* _Given exercise_: Search the material for the word "части" and report each line where it turns up.

Data records:
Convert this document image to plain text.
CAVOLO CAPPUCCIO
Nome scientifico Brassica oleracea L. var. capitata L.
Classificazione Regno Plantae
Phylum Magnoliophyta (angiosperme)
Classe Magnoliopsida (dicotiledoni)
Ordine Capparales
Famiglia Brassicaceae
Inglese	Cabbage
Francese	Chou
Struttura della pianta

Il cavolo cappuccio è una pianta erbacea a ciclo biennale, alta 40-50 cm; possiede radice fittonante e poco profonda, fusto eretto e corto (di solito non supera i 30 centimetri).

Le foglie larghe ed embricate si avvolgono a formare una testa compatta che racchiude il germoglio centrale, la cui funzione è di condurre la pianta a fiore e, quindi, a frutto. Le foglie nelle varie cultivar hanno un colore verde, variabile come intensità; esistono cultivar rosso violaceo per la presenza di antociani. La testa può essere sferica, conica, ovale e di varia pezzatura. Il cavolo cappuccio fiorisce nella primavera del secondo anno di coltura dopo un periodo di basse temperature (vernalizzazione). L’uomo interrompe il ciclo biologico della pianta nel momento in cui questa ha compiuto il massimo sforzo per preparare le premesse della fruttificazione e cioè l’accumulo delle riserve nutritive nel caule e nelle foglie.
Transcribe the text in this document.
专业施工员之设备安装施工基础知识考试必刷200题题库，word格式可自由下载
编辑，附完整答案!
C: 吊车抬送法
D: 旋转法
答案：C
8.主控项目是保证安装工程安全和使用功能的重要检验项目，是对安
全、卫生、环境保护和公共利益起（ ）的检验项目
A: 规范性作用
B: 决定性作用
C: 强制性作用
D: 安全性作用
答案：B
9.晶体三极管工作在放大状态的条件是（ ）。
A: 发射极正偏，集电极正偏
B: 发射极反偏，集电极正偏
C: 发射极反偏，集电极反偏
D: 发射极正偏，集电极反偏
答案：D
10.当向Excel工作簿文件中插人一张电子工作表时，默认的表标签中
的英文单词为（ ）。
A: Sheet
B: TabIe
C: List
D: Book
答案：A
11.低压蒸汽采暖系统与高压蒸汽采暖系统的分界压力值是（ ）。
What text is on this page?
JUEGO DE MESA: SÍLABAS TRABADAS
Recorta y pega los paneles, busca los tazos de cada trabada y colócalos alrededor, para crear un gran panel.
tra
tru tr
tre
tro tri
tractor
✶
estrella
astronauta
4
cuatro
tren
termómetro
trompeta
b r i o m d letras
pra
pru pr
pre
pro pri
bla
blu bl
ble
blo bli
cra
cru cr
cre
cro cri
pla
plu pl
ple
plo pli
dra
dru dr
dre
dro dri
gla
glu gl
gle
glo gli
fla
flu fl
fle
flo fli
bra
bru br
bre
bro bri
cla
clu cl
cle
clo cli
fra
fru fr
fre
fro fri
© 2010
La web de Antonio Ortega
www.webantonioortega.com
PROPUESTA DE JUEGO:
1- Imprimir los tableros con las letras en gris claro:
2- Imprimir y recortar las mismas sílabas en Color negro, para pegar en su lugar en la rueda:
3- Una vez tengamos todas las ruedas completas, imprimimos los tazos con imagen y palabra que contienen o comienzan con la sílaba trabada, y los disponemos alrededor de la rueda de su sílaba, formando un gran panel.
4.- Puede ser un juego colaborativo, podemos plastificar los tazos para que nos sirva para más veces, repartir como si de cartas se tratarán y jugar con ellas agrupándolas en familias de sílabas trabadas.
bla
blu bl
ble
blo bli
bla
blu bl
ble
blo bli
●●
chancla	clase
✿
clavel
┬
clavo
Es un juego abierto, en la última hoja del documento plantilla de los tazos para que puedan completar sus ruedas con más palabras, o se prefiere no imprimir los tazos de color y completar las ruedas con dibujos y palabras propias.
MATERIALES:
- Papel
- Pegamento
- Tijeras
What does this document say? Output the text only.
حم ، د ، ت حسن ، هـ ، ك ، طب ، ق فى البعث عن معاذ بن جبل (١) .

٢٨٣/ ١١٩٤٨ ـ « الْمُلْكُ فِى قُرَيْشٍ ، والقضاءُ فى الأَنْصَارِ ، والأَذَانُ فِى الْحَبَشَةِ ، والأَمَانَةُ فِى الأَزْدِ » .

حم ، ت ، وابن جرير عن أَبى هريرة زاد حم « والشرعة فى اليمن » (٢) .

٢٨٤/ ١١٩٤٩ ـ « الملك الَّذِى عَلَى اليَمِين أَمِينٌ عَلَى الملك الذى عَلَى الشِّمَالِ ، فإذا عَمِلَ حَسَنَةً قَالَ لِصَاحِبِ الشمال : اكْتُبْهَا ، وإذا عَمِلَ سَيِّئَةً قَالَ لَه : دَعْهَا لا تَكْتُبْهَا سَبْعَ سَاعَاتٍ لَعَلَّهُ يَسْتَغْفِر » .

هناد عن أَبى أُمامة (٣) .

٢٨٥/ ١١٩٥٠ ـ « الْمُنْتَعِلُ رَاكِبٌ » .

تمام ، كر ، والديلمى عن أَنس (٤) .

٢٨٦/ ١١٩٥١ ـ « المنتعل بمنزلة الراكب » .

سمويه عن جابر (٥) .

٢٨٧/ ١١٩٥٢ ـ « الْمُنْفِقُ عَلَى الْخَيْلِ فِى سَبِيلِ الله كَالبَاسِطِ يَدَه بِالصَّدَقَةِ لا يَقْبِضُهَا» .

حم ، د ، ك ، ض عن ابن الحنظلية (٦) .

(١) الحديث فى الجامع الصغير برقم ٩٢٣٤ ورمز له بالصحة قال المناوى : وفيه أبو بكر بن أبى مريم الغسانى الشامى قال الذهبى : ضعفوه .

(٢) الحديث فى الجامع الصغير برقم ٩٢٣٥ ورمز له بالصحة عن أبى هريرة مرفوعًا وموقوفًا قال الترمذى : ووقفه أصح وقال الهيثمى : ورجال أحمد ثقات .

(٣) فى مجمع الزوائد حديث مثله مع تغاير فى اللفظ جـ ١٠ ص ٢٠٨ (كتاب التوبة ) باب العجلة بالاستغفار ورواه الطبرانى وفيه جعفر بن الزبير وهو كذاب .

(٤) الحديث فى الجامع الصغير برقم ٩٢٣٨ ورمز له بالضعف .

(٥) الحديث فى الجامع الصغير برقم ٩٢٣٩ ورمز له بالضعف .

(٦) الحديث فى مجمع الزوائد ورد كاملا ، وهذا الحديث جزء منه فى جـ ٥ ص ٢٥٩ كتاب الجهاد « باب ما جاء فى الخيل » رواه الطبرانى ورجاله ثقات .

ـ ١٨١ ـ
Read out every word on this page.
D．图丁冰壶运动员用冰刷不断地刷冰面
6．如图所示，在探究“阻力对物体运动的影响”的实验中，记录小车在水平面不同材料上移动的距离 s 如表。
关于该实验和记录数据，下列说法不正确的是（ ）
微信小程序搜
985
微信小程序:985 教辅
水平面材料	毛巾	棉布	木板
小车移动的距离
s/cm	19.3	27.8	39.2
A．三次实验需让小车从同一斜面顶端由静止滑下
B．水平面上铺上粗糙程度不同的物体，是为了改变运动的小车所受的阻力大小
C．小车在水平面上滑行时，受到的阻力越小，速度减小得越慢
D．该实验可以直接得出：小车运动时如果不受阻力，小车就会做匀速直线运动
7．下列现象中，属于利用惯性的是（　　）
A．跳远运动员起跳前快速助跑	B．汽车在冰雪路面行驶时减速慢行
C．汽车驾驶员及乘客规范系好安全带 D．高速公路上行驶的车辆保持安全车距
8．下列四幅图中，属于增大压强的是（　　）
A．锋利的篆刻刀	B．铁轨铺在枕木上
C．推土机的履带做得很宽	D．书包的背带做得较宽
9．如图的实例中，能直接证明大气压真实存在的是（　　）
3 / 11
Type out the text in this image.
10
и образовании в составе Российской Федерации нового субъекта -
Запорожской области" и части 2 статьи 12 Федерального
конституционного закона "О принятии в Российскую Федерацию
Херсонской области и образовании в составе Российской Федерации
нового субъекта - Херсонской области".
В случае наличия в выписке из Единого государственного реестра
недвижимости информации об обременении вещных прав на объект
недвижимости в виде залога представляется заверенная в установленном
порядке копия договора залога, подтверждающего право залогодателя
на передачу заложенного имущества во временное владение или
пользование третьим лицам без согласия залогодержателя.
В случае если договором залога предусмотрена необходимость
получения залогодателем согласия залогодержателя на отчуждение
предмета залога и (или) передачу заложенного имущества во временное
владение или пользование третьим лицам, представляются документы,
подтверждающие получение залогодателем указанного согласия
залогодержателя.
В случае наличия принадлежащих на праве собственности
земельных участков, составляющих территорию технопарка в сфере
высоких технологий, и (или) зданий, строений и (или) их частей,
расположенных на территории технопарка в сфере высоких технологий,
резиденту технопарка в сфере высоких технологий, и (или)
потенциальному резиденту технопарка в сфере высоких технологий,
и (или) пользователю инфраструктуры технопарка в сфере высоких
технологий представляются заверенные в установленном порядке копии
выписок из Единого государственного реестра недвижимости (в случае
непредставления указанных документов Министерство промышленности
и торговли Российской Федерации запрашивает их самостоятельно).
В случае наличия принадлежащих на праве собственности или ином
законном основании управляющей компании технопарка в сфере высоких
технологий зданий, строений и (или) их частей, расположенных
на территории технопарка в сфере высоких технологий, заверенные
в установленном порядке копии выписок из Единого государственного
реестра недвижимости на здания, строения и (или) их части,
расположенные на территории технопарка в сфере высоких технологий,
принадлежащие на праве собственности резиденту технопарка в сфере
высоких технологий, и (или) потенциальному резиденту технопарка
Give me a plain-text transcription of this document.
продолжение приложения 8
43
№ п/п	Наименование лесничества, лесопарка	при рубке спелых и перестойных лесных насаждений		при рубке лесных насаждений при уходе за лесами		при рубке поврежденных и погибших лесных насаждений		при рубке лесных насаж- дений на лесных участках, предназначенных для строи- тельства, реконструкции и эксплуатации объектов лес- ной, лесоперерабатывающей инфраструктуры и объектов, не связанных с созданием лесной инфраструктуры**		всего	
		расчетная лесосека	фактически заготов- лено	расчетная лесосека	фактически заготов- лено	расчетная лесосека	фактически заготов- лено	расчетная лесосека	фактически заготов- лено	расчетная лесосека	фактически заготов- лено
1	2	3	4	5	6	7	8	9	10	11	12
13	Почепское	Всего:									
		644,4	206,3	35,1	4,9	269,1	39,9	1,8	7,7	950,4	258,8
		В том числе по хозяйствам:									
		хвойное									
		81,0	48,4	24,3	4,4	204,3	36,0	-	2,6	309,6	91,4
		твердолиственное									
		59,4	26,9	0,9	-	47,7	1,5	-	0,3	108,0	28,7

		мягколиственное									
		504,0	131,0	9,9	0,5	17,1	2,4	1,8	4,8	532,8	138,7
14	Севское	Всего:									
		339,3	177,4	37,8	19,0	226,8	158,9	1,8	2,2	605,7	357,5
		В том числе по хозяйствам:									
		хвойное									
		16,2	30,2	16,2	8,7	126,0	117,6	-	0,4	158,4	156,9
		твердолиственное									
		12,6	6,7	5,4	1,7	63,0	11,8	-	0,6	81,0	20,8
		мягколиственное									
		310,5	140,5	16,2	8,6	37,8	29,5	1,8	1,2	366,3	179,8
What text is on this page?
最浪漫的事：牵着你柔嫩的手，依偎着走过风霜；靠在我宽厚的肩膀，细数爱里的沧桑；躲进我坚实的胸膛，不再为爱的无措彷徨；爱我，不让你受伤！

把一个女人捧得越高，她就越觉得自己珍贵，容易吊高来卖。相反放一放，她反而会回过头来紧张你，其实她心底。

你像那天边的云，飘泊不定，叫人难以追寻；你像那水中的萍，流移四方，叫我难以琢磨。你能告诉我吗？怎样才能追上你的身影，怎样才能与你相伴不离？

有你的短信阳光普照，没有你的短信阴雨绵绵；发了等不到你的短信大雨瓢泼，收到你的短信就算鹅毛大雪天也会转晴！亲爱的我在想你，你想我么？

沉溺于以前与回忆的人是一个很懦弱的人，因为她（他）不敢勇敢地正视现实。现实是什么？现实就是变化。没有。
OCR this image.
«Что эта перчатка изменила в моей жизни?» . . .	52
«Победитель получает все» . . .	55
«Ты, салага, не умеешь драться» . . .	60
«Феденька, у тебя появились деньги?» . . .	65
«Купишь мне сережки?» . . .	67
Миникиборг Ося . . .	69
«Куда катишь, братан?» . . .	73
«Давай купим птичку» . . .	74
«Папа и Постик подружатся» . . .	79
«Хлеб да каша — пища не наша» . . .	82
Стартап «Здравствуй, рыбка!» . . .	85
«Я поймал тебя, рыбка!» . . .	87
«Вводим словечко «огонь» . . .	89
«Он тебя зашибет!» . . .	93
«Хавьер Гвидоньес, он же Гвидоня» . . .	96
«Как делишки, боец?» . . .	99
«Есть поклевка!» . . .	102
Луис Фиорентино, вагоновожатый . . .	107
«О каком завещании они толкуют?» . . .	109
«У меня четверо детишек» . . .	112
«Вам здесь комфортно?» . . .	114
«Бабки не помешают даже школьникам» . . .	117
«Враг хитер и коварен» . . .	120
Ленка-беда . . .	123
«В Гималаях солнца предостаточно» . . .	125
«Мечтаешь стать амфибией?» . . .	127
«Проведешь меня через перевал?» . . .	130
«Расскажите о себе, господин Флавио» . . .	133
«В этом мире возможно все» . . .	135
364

* _Response to the exercise_:
Запорожской области" и части 2 статьи 12 Федерального
реестра недвижимости на здания, строения и (или) их части,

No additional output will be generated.